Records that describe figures

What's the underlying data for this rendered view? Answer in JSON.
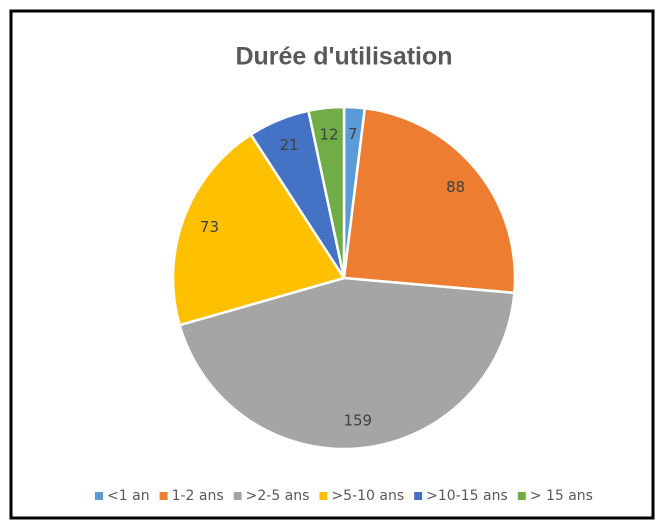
{
  "chart_data": {
    "type": "pie",
    "title": "Durée d'utilisation",
    "categories": [
      "<1 an",
      "1-2 ans",
      ">2-5 ans",
      ">5-10 ans",
      ">10-15 ans",
      "> 15 ans"
    ],
    "values": [
      7,
      88,
      159,
      73,
      21,
      12
    ],
    "colors": [
      "#5b9bd5",
      "#ed7d31",
      "#a5a5a5",
      "#ffc000",
      "#4472c4",
      "#70ad47"
    ],
    "legend": "bottom"
  }
}
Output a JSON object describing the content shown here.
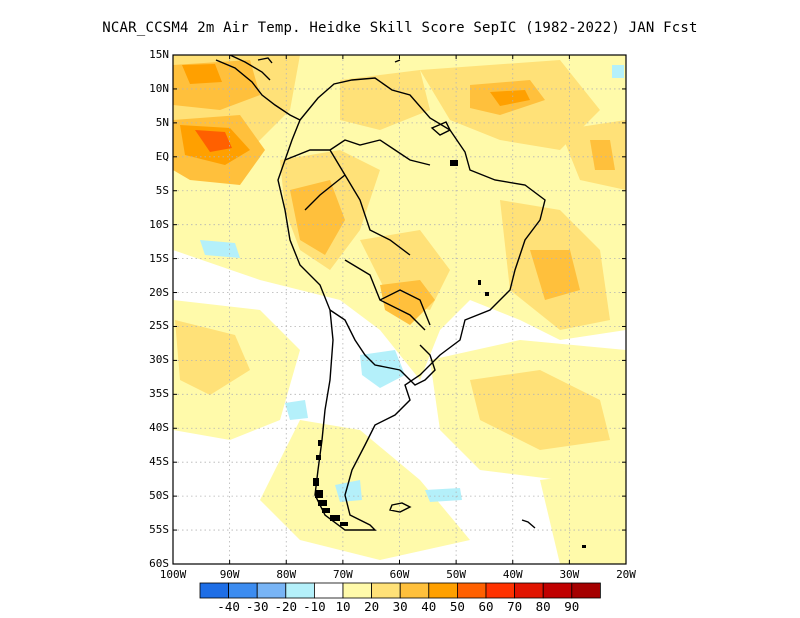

* Exercise directions
Reproduce the entries above exactly. Do not include the images.

* Finished answer
What's the underlying data for this rendered view? Answer in JSON.
{
  "chart_data": {
    "type": "pie",
    "title": "Durée d'utilisation",
    "categories": [
      "<1 an",
      "1-2 ans",
      ">2-5 ans",
      ">5-10 ans",
      ">10-15 ans",
      "> 15 ans"
    ],
    "values": [
      7,
      88,
      159,
      73,
      21,
      12
    ],
    "colors": [
      "#5b9bd5",
      "#ed7d31",
      "#a5a5a5",
      "#ffc000",
      "#4472c4",
      "#70ad47"
    ],
    "legend": "bottom"
  }
}
Output a JSON object describing the content shown here.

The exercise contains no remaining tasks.